— BEGIN Record list —

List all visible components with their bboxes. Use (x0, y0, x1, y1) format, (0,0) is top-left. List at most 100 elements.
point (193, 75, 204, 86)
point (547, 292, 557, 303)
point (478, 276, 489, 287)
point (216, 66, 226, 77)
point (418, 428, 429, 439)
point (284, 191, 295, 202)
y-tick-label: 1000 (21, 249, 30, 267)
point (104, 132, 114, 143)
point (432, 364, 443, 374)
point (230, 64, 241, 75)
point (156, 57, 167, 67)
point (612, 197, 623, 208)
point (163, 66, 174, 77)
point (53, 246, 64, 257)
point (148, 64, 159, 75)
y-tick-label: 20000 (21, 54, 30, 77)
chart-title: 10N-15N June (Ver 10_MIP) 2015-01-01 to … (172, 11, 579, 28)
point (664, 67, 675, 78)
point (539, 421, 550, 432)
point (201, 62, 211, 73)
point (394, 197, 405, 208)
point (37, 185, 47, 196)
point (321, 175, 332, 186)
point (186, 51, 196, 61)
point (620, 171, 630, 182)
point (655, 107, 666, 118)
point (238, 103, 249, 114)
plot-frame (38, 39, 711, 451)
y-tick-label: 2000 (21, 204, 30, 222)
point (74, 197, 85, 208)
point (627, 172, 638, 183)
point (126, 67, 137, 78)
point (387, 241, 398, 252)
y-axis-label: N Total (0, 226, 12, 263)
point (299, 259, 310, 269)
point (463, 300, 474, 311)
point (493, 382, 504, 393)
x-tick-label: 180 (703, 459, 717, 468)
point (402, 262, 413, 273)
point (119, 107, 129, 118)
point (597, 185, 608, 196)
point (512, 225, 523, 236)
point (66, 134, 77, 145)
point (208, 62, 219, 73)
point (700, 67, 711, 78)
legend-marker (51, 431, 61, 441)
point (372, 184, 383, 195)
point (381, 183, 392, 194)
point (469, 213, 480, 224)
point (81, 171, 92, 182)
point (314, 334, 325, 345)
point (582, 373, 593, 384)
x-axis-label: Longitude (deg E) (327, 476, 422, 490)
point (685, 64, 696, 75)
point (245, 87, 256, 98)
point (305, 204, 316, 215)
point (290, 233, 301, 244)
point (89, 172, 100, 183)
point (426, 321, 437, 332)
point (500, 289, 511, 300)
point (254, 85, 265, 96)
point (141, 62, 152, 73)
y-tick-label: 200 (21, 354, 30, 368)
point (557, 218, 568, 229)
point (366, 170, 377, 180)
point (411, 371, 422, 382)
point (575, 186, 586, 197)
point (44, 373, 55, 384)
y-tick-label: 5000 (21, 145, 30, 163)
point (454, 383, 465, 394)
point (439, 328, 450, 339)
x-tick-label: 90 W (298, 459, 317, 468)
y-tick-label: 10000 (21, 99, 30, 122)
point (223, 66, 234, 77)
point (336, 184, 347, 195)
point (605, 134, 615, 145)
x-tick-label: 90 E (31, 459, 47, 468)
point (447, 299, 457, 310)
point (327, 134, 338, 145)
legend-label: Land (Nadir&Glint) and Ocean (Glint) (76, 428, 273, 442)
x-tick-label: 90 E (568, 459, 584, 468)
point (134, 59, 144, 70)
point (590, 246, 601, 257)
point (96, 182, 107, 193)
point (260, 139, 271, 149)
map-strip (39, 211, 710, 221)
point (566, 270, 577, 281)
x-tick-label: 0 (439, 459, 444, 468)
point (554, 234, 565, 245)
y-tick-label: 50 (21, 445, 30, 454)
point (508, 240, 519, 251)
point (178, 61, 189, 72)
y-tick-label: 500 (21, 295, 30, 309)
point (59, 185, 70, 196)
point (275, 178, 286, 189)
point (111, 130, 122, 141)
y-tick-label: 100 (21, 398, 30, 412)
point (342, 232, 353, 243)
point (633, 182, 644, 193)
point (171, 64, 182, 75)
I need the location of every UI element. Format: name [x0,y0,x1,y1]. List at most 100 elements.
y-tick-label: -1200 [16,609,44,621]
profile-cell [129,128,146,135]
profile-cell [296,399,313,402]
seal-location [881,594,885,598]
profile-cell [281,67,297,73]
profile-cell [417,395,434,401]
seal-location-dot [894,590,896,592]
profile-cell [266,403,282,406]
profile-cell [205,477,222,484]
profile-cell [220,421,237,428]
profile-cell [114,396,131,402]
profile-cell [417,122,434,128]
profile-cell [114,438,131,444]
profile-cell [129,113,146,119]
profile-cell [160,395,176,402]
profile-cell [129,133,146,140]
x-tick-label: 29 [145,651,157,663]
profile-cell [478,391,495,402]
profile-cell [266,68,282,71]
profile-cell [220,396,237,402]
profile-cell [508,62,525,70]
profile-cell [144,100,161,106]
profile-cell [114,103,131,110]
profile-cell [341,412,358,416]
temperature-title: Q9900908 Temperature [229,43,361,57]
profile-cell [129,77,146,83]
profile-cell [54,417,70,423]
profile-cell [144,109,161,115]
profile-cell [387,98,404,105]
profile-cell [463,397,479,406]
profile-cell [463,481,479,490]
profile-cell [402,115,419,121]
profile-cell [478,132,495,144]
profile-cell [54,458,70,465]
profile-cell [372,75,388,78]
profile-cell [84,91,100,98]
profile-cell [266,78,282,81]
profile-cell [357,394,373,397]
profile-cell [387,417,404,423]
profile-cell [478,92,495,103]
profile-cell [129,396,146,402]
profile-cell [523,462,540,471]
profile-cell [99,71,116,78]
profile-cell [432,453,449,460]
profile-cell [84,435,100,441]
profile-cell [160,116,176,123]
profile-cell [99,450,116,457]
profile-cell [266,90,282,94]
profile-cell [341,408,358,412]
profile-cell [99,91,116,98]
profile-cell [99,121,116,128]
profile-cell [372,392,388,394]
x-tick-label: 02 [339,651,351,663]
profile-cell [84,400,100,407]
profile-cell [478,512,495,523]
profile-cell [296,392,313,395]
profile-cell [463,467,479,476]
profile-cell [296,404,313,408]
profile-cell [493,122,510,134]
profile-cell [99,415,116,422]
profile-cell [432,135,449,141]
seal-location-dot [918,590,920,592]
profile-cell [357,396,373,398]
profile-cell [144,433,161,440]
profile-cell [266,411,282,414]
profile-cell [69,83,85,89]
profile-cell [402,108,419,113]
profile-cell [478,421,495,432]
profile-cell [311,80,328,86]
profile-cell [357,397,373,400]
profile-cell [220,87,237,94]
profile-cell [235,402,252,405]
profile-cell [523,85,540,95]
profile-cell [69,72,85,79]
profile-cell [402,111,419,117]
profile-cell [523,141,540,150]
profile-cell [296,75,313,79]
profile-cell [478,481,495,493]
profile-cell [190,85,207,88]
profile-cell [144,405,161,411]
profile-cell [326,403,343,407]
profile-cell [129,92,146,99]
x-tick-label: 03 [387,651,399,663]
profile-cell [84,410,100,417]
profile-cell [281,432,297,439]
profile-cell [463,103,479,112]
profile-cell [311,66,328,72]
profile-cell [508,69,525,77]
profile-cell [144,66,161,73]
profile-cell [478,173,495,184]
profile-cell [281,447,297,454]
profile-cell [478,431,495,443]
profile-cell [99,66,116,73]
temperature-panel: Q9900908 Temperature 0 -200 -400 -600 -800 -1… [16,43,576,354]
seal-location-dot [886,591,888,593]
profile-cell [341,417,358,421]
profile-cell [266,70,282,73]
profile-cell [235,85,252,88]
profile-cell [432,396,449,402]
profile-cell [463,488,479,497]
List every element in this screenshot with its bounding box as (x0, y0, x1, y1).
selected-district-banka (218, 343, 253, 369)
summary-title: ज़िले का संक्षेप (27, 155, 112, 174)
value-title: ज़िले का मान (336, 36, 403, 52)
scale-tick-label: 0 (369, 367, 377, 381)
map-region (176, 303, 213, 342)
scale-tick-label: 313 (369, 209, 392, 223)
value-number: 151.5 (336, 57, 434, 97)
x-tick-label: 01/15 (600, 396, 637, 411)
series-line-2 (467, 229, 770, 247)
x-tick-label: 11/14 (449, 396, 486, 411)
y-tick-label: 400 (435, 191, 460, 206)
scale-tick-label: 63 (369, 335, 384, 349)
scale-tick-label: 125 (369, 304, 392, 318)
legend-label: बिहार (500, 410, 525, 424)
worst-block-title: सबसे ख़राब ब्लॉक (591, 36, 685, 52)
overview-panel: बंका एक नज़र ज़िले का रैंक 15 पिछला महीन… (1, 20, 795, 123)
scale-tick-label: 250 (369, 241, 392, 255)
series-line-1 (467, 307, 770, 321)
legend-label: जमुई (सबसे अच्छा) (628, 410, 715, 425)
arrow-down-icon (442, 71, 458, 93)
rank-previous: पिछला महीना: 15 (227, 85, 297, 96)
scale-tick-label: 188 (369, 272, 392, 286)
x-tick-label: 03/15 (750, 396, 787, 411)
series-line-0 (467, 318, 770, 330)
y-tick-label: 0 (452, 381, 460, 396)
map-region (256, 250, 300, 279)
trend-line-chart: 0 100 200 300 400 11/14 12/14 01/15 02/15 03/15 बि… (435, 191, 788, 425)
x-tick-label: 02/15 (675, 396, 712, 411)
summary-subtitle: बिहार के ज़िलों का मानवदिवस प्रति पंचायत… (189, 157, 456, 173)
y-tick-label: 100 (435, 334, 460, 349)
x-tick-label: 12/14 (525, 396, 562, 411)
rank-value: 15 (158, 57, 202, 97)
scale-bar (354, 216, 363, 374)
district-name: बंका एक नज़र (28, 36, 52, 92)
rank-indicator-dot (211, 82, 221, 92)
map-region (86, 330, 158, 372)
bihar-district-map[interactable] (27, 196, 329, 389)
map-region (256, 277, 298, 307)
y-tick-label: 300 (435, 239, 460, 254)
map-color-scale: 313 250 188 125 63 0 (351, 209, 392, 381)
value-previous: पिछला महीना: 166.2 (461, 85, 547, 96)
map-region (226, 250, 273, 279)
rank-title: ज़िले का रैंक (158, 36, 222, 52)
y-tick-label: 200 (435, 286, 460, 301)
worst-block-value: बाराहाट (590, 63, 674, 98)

— END Record list —

§ Request: Revise the part of the records that opens with the first line and closes with the line containing "point (53, 246, 64, 257)", changing "bboxes" to "bounding boxes" and leaving everything else as it stands.

§ Correct result:
List all visible components with their bounding boxes. Use (x0, y0, x1, y1) format, (0,0) is top-left. List at most 100 elements.
point (193, 75, 204, 86)
point (547, 292, 557, 303)
point (478, 276, 489, 287)
point (216, 66, 226, 77)
point (418, 428, 429, 439)
point (284, 191, 295, 202)
y-tick-label: 1000 (21, 249, 30, 267)
point (104, 132, 114, 143)
point (432, 364, 443, 374)
point (230, 64, 241, 75)
point (156, 57, 167, 67)
point (612, 197, 623, 208)
point (163, 66, 174, 77)
point (53, 246, 64, 257)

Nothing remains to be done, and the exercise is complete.